Output every entry exactly as written.
─── SOURCE MATERIAL ───
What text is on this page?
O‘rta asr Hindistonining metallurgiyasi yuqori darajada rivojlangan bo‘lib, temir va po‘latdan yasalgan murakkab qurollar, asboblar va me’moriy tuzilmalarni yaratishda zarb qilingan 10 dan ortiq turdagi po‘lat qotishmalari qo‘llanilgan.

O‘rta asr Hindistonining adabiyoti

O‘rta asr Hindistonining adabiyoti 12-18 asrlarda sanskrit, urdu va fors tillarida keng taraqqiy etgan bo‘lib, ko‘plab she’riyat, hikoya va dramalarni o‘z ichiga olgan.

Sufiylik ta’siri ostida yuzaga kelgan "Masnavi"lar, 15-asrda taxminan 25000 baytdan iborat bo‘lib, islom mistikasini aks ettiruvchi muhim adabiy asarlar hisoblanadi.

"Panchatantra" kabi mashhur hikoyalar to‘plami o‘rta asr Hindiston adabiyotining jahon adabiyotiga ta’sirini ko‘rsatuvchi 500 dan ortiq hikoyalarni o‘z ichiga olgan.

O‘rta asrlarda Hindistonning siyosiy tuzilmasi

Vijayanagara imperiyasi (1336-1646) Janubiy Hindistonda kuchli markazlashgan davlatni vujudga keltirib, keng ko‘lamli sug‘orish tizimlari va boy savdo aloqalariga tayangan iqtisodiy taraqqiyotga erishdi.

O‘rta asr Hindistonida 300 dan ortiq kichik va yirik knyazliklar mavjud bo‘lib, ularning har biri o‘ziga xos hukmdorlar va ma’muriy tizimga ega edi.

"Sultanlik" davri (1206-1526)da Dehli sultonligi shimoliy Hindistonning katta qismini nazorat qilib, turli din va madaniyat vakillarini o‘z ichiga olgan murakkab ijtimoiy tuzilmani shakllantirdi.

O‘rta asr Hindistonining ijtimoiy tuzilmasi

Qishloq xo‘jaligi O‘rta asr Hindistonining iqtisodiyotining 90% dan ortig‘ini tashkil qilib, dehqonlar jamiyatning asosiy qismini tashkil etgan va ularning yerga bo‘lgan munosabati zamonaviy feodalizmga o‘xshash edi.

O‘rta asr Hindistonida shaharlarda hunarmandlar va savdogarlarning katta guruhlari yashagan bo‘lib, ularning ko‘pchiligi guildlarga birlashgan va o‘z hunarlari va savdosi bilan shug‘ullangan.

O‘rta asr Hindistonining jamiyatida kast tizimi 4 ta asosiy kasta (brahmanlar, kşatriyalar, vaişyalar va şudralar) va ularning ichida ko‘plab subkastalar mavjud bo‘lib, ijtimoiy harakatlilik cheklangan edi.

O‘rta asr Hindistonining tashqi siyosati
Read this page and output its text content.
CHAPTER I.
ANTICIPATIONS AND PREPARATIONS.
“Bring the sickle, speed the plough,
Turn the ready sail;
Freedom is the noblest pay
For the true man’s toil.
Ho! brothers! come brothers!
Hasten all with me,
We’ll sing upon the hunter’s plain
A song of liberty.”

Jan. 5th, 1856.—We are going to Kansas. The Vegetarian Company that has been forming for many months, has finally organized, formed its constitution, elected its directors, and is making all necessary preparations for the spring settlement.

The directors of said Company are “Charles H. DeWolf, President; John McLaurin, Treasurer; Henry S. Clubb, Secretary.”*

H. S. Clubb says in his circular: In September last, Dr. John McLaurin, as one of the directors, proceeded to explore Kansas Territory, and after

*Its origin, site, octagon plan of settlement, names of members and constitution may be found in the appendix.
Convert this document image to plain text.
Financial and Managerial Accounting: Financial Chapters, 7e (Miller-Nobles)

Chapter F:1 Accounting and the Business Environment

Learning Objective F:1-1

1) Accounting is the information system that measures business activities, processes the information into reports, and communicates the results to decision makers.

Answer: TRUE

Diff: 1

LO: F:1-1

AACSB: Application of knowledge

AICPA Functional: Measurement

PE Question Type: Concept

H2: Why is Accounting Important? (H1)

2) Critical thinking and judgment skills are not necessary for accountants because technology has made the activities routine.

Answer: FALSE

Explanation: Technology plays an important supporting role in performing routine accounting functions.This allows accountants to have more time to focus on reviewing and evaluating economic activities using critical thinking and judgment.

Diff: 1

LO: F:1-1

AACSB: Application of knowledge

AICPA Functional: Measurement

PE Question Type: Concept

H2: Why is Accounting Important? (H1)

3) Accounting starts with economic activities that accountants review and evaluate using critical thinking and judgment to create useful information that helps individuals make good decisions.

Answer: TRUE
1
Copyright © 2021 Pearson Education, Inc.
───
### [OUTPUT FOR THIS TASK]
What text is on this page?
O‘rta asr Hindistonining metallurgiyasi yuqori darajada rivojlangan bo‘lib, temir va po‘latdan yasalgan murakkab qurollar, asboblar va me’moriy tuzilmalarni yaratishda zarb qilingan 10 dan ortiq turdagi po‘lat qotishmalari qo‘llanilgan.

O‘rta asr Hindistonining adabiyoti

O‘rta asr Hindistonining adabiyoti 12-18 asrlarda sanskrit, urdu va fors tillarida keng taraqqiy etgan bo‘lib, ko‘plab she’riyat, hikoya va dramalarni o‘z ichiga olgan.

Sufiylik ta’siri ostida yuzaga kelgan "Masnavi"lar, 15-asrda taxminan 25000 baytdan iborat bo‘lib, islom mistikasini aks ettiruvchi muhim adabiy asarlar hisoblanadi.

"Panchatantra" kabi mashhur hikoyalar to‘plami o‘rta asr Hindiston adabiyotining jahon adabiyotiga ta’sirini ko‘rsatuvchi 500 dan ortiq hikoyalarni o‘z ichiga olgan.

O‘rta asrlarda Hindistonning siyosiy tuzilmasi

Vijayanagara imperiyasi (1336-1646) Janubiy Hindistonda kuchli markazlashgan davlatni vujudga keltirib, keng ko‘lamli sug‘orish tizimlari va boy savdo aloqalariga tayangan iqtisodiy taraqqiyotga erishdi.

O‘rta asr Hindistonida 300 dan ortiq kichik va yirik knyazliklar mavjud bo‘lib, ularning har biri o‘ziga xos hukmdorlar va ma’muriy tizimga ega edi.

"Sultanlik" davri (1206-1526)da Dehli sultonligi shimoliy Hindistonning katta qismini nazorat qilib, turli din va madaniyat vakillarini o‘z ichiga olgan murakkab ijtimoiy tuzilmani shakllantirdi.

O‘rta asr Hindistonining ijtimoiy tuzilmasi

Qishloq xo‘jaligi O‘rta asr Hindistonining iqtisodiyotining 90% dan ortig‘ini tashkil qilib, dehqonlar jamiyatning asosiy qismini tashkil etgan va ularning yerga bo‘lgan munosabati zamonaviy feodalizmga o‘xshash edi.

O‘rta asr Hindistonida shaharlarda hunarmandlar va savdogarlarning katta guruhlari yashagan bo‘lib, ularning ko‘pchiligi guildlarga birlashgan va o‘z hunarlari va savdosi bilan shug‘ullangan.

O‘rta asr Hindistonining jamiyatida kast tizimi 4 ta asosiy kasta (brahmanlar, kşatriyalar, vaişyalar va şudralar) va ularning ichida ko‘plab subkastalar mavjud bo‘lib, ijtimoiy harakatlilik cheklangan edi.

O‘rta asr Hindistonining tashqi siyosati
Read this page and output its text content.
CHAPTER I.
ANTICIPATIONS AND PREPARATIONS.
“Bring the sickle, speed the plough,
Turn the ready sail;
Freedom is the noblest pay
For the true man’s toil.
Ho! brothers! come brothers!
Hasten all with me,
We’ll sing upon the hunter’s plain
A song of liberty.”

Jan. 5th, 1856.—We are going to Kansas. The Vegetarian Company that has been forming for many months, has finally organized, formed its constitution, elected its directors, and is making all necessary preparations for the spring settlement.

The directors of said Company are “Charles H. DeWolf, President; John McLaurin, Treasurer; Henry S. Clubb, Secretary.”*

H. S. Clubb says in his circular: In September last, Dr. John McLaurin, as one of the directors, proceeded to explore Kansas Territory, and after

*Its origin, site, octagon plan of settlement, names of members and constitution may be found in the appendix.
Convert this document image to plain text.
Financial and Managerial Accounting: Financial Chapters, 7e (Miller-Nobles)

Chapter F:1 Accounting and the Business Environment

Learning Objective F:1-1

1) Accounting is the information system that measures business activities, processes the information into reports, and communicates the results to decision makers.

Answer: TRUE

Diff: 1

LO: F:1-1

AACSB: Application of knowledge

AICPA Functional: Measurement

PE Question Type: Concept

H2: Why is Accounting Important? (H1)

2) Critical thinking and judgment skills are not necessary for accountants because technology has made the activities routine.

Answer: FALSE

Explanation: Technology plays an important supporting role in performing routine accounting functions.This allows accountants to have more time to focus on reviewing and evaluating economic activities using critical thinking and judgment.

Diff: 1

LO: F:1-1

AACSB: Application of knowledge

AICPA Functional: Measurement

PE Question Type: Concept

H2: Why is Accounting Important? (H1)

3) Accounting starts with economic activities that accountants review and evaluate using critical thinking and judgment to create useful information that helps individuals make good decisions.

Answer: TRUE
1
Copyright © 2021 Pearson Education, Inc.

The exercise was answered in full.